Record list:
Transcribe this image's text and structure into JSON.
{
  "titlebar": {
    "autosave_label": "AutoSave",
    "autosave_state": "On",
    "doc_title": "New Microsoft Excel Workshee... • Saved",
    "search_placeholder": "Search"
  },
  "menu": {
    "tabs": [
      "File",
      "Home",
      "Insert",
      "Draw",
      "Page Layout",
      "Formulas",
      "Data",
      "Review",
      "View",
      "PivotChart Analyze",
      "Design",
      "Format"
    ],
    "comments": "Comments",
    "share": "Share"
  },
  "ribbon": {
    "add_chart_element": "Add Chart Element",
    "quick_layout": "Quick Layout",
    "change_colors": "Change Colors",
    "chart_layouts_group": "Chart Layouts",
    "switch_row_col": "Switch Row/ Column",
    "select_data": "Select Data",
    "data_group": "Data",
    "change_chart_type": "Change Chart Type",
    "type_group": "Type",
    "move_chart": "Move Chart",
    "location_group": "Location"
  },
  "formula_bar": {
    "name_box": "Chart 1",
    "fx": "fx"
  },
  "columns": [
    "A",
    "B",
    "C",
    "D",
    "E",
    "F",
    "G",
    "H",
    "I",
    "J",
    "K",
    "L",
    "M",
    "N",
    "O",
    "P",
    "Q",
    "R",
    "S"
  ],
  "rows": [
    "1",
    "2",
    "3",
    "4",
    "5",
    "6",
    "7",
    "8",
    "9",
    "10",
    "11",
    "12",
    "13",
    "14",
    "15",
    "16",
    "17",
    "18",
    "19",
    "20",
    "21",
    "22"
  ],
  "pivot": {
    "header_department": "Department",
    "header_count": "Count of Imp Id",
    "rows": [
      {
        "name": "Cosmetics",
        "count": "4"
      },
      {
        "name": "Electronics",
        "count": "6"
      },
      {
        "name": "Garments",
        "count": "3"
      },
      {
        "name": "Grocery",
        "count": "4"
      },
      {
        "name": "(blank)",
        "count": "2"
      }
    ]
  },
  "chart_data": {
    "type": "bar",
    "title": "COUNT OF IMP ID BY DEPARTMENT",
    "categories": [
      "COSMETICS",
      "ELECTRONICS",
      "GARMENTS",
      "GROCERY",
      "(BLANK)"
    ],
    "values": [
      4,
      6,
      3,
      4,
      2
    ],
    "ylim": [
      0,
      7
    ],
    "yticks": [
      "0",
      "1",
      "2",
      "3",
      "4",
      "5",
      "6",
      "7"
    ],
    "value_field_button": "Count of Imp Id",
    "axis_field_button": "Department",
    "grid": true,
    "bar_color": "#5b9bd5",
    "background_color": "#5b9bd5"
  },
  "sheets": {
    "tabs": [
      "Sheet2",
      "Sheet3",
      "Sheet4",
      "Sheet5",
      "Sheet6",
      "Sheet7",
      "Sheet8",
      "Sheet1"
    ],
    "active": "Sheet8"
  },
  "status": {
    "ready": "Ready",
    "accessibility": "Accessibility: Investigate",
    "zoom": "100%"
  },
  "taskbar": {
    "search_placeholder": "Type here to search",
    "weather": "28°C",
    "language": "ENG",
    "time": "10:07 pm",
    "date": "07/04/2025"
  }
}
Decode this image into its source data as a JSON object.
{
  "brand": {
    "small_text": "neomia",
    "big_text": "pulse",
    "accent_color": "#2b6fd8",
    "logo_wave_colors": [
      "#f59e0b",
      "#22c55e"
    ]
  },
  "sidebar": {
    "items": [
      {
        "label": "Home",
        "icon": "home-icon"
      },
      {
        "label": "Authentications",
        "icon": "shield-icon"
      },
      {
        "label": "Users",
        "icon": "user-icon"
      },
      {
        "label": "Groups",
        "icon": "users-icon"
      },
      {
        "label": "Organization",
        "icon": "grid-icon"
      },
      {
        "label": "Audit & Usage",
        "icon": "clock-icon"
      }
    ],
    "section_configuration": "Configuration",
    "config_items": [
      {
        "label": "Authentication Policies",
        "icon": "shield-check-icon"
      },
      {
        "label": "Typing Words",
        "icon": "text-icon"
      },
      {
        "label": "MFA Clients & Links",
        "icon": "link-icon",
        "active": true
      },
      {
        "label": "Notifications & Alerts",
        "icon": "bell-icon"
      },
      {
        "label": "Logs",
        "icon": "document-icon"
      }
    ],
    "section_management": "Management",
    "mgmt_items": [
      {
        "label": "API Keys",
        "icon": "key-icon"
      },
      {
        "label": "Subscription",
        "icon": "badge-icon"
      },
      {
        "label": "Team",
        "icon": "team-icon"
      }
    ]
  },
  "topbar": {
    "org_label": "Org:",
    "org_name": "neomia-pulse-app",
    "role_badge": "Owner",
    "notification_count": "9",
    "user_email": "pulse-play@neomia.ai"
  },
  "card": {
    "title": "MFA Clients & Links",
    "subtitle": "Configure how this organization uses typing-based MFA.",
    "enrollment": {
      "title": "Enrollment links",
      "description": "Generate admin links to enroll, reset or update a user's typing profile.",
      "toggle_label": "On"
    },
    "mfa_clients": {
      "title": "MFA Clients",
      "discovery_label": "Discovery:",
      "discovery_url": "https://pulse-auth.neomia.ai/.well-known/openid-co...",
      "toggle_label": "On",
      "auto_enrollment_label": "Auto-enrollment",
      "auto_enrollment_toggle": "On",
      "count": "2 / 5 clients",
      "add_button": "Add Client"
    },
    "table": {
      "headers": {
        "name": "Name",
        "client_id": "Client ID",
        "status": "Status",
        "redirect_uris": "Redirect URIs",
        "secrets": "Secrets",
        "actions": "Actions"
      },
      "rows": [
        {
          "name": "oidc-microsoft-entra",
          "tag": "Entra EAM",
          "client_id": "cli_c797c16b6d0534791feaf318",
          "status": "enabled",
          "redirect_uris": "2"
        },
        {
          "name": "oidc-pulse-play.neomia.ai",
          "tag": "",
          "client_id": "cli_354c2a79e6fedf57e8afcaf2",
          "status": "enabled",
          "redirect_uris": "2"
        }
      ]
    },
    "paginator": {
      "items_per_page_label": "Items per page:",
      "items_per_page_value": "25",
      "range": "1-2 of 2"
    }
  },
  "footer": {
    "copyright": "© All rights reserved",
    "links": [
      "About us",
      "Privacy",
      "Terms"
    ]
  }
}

What is expected:
Return every line from the records above that holds the word "play".

Exercise result:
    "user_email": "pulse-play@neomia.ai"
          "name": "oidc-pulse-play.neomia.ai",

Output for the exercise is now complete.